WORK REQUIRED: Reproduce the material word for word; the images stay out.

EXERCISE INPUTS:
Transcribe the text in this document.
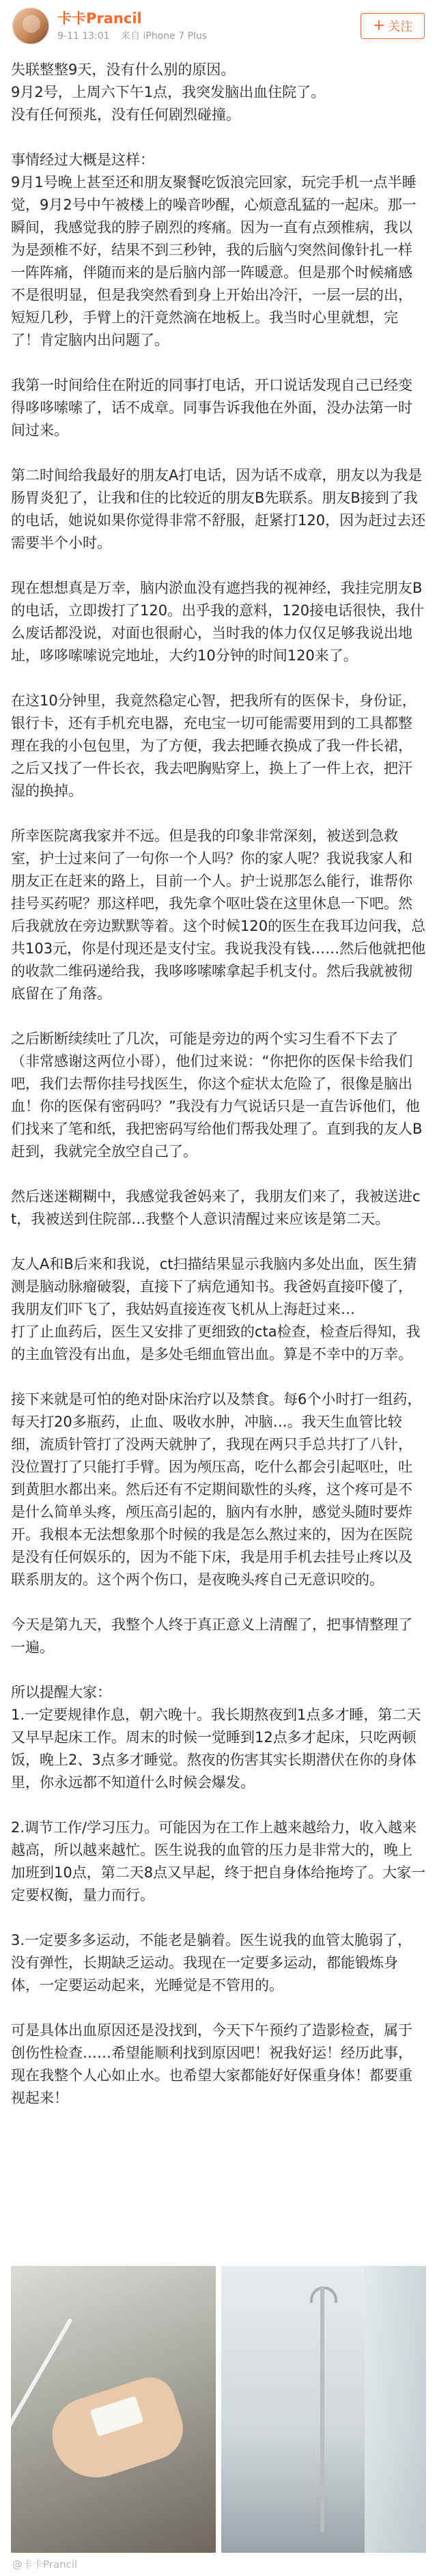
卡卡Prancil
9-11 13:01 来自 iPhone 7 Plus
+ 关注

失联整整9天，没有什么别的原因。
9月2号，上周六下午1点，我突发脑出血住院了。
没有任何预兆，没有任何剧烈碰撞。

事情经过大概是这样：
9月1号晚上甚至还和朋友聚餐吃饭浪完回家，玩完手机一点半睡觉，9月2号中午被楼上的噪音吵醒，心烦意乱猛的一起床。那一瞬间，我感觉我的脖子剧烈的疼痛。因为一直有点颈椎病，我以为是颈椎不好，结果不到三秒钟，我的后脑勺突然间像针扎一样一阵阵痛，伴随而来的是后脑内部一阵暖意。但是那个时候痛感不是很明显，但是我突然看到身上开始出冷汗，一层一层的出，短短几秒，手臂上的汗竟然滴在地板上。我当时心里就想，完了！肯定脑内出问题了。

我第一时间给住在附近的同事打电话，开口说话发现自己已经变得哆哆嗦嗦了，话不成章。同事告诉我他在外面，没办法第一时间过来。

第二时间给我最好的朋友A打电话，因为话不成章，朋友以为我是肠胃炎犯了，让我和住的比较近的朋友B先联系。朋友B接到了我的电话，她说如果你觉得非常不舒服，赶紧打120，因为赶过去还需要半个小时。

现在想想真是万幸，脑内淤血没有遮挡我的视神经，我挂完朋友B的电话，立即拨打了120。出乎我的意料，120接电话很快，我什么废话都没说，对面也很耐心，当时我的体力仅仅足够我说出地址，哆哆嗦嗦说完地址，大约10分钟的时间120来了。

在这10分钟里，我竟然稳定心智，把我所有的医保卡，身份证，银行卡，还有手机充电器，充电宝一切可能需要用到的工具都整理在我的小包包里，为了方便，我去把睡衣换成了我一件长裙，之后又找了一件长衣，我去吧胸贴穿上，换上了一件上衣，把汗湿的换掉。

所幸医院离我家并不远。但是我的印象非常深刻，被送到急救室，护士过来问了一句你一个人吗？你的家人呢？我说我家人和朋友正在赶来的路上，目前一个人。护士说那怎么能行，谁帮你挂号买药呢？那这样吧，我先拿个呕吐袋在这里休息一下吧。然后我就放在旁边默默等着。这个时候120的医生在我耳边问我，总共103元，你是付现还是支付宝。我说我没有钱……然后他就把他的收款二维码递给我，我哆哆嗦嗦拿起手机支付。然后我就被彻底留在了角落。

之后断断续续吐了几次，可能是旁边的两个实习生看不下去了（非常感谢这两位小哥），他们过来说：“你把你的医保卡给我们吧，我们去帮你挂号找医生，你这个症状太危险了，很像是脑出血！你的医保有密码吗？”我没有力气说话只是一直告诉他们，他们找来了笔和纸，我把密码写给他们帮我处理了。直到我的友人B赶到，我就完全放空自己了。

然后迷迷糊糊中，我感觉我爸妈来了，我朋友们来了，我被送进ct，我被送到住院部…我整个人意识清醒过来应该是第二天。

友人A和B后来和我说，ct扫描结果显示我脑内多处出血，医生猜测是脑动脉瘤破裂，直接下了病危通知书。我爸妈直接吓傻了，我朋友们吓飞了，我姑妈直接连夜飞机从上海赶过来…
打了止血药后，医生又安排了更细致的cta检查，检查后得知，我的主血管没有出血，是多处毛细血管出血。算是不幸中的万幸。

接下来就是可怕的绝对卧床治疗以及禁食。每6个小时打一组药，每天打20多瓶药，止血、吸收水肿，冲脑…。我天生血管比较细，流质针管打了没两天就肿了，我现在两只手总共打了八针，没位置打了只能打手臂。因为颅压高，吃什么都会引起呕吐，吐到黄胆水都出来。然后还有不定期间歇性的头疼，这个疼可是不是什么简单头疼，颅压高引起的，脑内有水肿，感觉头随时要炸开。我根本无法想象那个时候的我是怎么熬过来的，因为在医院是没有任何娱乐的，因为不能下床，我是用手机去挂号止疼以及联系朋友的。这个两个伤口，是夜晚头疼自己无意识咬的。

今天是第九天，我整个人终于真正意义上清醒了，把事情整理了一遍。

所以提醒大家：
1.一定要规律作息，朝六晚十。我长期熬夜到1点多才睡，第二天又早早起床工作。周末的时候一觉睡到12点多才起床，只吃两顿饭，晚上2、3点多才睡觉。熬夜的伤害其实长期潜伏在你的身体里，你永远都不知道什么时候会爆发。

2.调节工作/学习压力。可能因为在工作上越来越给力，收入越来越高，所以越来越忙。医生说我的血管的压力是非常大的，晚上加班到10点，第二天8点又早起，终于把自身体给拖垮了。大家一定要权衡，量力而行。

3.一定要多多运动，不能老是躺着。医生说我的血管太脆弱了，没有弹性，长期缺乏运动。我现在一定要多运动，都能锻炼身体，一定要运动起来，光睡觉是不管用的。

可是具体出血原因还是没找到，今天下午预约了造影检查，属于创伤性检查……希望能顺利找到原因吧！祝我好运！经历此事，现在我整个人心如止水。也希望大家都能好好保重身体！都要重视起来！

@卡卡Prancil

THE RESULT:
Transcribe the text in this document.
卡卡Prancil
9-11 13:01 来自 iPhone 7 Plus
+ 关注

失联整整9天，没有什么别的原因。
9月2号，上周六下午1点，我突发脑出血住院了。
没有任何预兆，没有任何剧烈碰撞。

事情经过大概是这样：
9月1号晚上甚至还和朋友聚餐吃饭浪完回家，玩完手机一点半睡觉，9月2号中午被楼上的噪音吵醒，心烦意乱猛的一起床。那一瞬间，我感觉我的脖子剧烈的疼痛。因为一直有点颈椎病，我以为是颈椎不好，结果不到三秒钟，我的后脑勺突然间像针扎一样一阵阵痛，伴随而来的是后脑内部一阵暖意。但是那个时候痛感不是很明显，但是我突然看到身上开始出冷汗，一层一层的出，短短几秒，手臂上的汗竟然滴在地板上。我当时心里就想，完了！肯定脑内出问题了。

我第一时间给住在附近的同事打电话，开口说话发现自己已经变得哆哆嗦嗦了，话不成章。同事告诉我他在外面，没办法第一时间过来。

第二时间给我最好的朋友A打电话，因为话不成章，朋友以为我是肠胃炎犯了，让我和住的比较近的朋友B先联系。朋友B接到了我的电话，她说如果你觉得非常不舒服，赶紧打120，因为赶过去还需要半个小时。

现在想想真是万幸，脑内淤血没有遮挡我的视神经，我挂完朋友B的电话，立即拨打了120。出乎我的意料，120接电话很快，我什么废话都没说，对面也很耐心，当时我的体力仅仅足够我说出地址，哆哆嗦嗦说完地址，大约10分钟的时间120来了。

在这10分钟里，我竟然稳定心智，把我所有的医保卡，身份证，银行卡，还有手机充电器，充电宝一切可能需要用到的工具都整理在我的小包包里，为了方便，我去把睡衣换成了我一件长裙，之后又找了一件长衣，我去吧胸贴穿上，换上了一件上衣，把汗湿的换掉。

所幸医院离我家并不远。但是我的印象非常深刻，被送到急救室，护士过来问了一句你一个人吗？你的家人呢？我说我家人和朋友正在赶来的路上，目前一个人。护士说那怎么能行，谁帮你挂号买药呢？那这样吧，我先拿个呕吐袋在这里休息一下吧。然后我就放在旁边默默等着。这个时候120的医生在我耳边问我，总共103元，你是付现还是支付宝。我说我没有钱……然后他就把他的收款二维码递给我，我哆哆嗦嗦拿起手机支付。然后我就被彻底留在了角落。

之后断断续续吐了几次，可能是旁边的两个实习生看不下去了（非常感谢这两位小哥），他们过来说：“你把你的医保卡给我们吧，我们去帮你挂号找医生，你这个症状太危险了，很像是脑出血！你的医保有密码吗？”我没有力气说话只是一直告诉他们，他们找来了笔和纸，我把密码写给他们帮我处理了。直到我的友人B赶到，我就完全放空自己了。

然后迷迷糊糊中，我感觉我爸妈来了，我朋友们来了，我被送进ct，我被送到住院部…我整个人意识清醒过来应该是第二天。

友人A和B后来和我说，ct扫描结果显示我脑内多处出血，医生猜测是脑动脉瘤破裂，直接下了病危通知书。我爸妈直接吓傻了，我朋友们吓飞了，我姑妈直接连夜飞机从上海赶过来…
打了止血药后，医生又安排了更细致的cta检查，检查后得知，我的主血管没有出血，是多处毛细血管出血。算是不幸中的万幸。

接下来就是可怕的绝对卧床治疗以及禁食。每6个小时打一组药，每天打20多瓶药，止血、吸收水肿，冲脑…。我天生血管比较细，流质针管打了没两天就肿了，我现在两只手总共打了八针，没位置打了只能打手臂。因为颅压高，吃什么都会引起呕吐，吐到黄胆水都出来。然后还有不定期间歇性的头疼，这个疼可是不是什么简单头疼，颅压高引起的，脑内有水肿，感觉头随时要炸开。我根本无法想象那个时候的我是怎么熬过来的，因为在医院是没有任何娱乐的，因为不能下床，我是用手机去挂号止疼以及联系朋友的。这个两个伤口，是夜晚头疼自己无意识咬的。

今天是第九天，我整个人终于真正意义上清醒了，把事情整理了一遍。

所以提醒大家：
1.一定要规律作息，朝六晚十。我长期熬夜到1点多才睡，第二天又早早起床工作。周末的时候一觉睡到12点多才起床，只吃两顿饭，晚上2、3点多才睡觉。熬夜的伤害其实长期潜伏在你的身体里，你永远都不知道什么时候会爆发。

2.调节工作/学习压力。可能因为在工作上越来越给力，收入越来越高，所以越来越忙。医生说我的血管的压力是非常大的，晚上加班到10点，第二天8点又早起，终于把自身体给拖垮了。大家一定要权衡，量力而行。

3.一定要多多运动，不能老是躺着。医生说我的血管太脆弱了，没有弹性，长期缺乏运动。我现在一定要多运动，都能锻炼身体，一定要运动起来，光睡觉是不管用的。

可是具体出血原因还是没找到，今天下午预约了造影检查，属于创伤性检查……希望能顺利找到原因吧！祝我好运！经历此事，现在我整个人心如止水。也希望大家都能好好保重身体！都要重视起来！

@卡卡Prancil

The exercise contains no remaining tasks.